PROBLEM STATEMENT:
Filter the records, keeping every line that has the string "prone".

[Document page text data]
================================
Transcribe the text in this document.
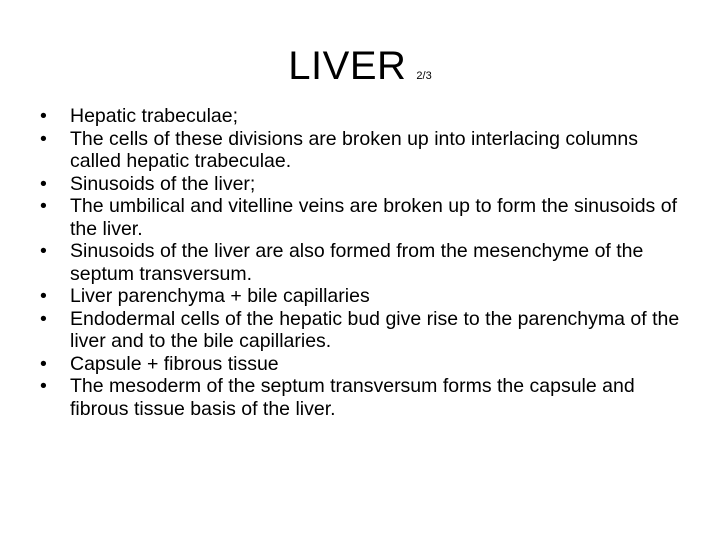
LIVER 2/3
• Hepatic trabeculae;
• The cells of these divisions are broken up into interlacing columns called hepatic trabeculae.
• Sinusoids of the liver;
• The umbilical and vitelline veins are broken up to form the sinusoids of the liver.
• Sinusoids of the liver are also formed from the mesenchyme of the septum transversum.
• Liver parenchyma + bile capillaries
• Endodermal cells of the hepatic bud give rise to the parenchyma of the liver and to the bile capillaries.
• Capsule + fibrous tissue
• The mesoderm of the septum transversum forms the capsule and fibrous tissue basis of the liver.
================================
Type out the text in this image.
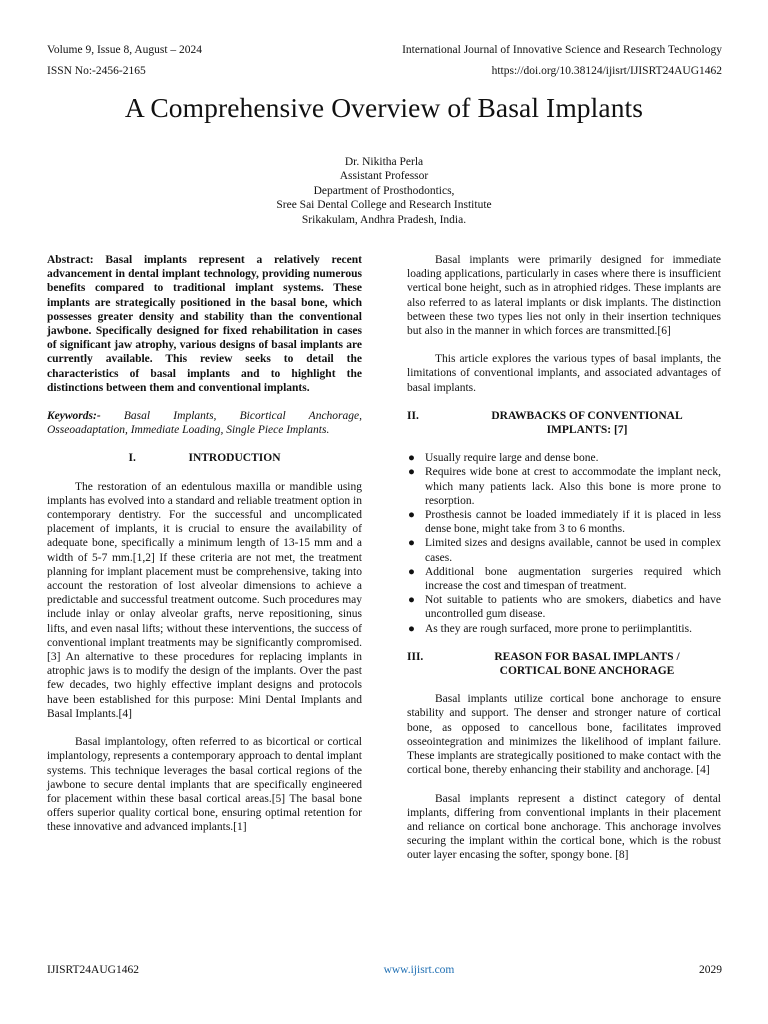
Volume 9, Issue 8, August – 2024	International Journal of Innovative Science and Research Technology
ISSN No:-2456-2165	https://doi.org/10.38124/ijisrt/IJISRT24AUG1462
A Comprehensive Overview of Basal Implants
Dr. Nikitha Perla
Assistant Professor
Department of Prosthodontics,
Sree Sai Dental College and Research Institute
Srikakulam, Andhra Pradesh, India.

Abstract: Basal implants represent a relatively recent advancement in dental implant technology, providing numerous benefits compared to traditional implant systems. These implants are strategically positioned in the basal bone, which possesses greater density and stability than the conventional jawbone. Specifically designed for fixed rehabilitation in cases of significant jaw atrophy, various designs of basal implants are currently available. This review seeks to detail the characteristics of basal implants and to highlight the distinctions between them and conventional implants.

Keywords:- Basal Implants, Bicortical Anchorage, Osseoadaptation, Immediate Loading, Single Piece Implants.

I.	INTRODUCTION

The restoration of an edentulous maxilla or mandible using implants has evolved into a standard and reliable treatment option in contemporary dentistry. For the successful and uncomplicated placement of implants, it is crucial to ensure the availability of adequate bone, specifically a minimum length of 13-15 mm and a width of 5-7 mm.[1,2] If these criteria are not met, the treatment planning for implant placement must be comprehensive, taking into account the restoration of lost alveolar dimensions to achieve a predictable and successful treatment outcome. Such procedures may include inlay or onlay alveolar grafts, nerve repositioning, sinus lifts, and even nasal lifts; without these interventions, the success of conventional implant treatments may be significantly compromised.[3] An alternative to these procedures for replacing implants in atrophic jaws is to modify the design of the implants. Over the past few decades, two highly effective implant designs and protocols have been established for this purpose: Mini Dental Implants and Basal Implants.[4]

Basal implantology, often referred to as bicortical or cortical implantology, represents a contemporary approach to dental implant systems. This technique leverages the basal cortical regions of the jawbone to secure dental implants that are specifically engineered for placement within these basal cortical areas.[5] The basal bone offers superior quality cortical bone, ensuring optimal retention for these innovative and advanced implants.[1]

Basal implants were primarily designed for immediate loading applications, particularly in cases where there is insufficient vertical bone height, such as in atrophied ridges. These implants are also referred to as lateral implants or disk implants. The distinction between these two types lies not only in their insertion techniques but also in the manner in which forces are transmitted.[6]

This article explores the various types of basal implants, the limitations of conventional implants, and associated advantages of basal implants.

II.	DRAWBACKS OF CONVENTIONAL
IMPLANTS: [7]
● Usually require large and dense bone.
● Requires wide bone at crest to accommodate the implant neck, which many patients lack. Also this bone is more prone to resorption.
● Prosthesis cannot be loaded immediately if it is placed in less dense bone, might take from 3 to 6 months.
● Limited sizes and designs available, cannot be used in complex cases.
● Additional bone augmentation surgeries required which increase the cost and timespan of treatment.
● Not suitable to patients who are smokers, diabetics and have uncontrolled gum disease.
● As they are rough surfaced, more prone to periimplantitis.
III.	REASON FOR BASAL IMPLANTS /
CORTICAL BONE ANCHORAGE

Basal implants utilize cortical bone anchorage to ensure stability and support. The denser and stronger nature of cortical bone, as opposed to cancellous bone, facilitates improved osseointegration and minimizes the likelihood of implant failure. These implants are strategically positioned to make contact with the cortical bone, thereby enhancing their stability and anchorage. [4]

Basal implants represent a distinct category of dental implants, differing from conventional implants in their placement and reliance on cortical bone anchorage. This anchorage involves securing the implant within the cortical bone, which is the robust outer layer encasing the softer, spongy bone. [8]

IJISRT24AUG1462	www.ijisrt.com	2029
================================
SOLUTION FOR THIS EXERCISE:
● Requires wide bone at crest to accommodate the implant neck, which many patients lack. Also this bone is more prone to resorption.
● As they are rough surfaced, more prone to periimplantitis.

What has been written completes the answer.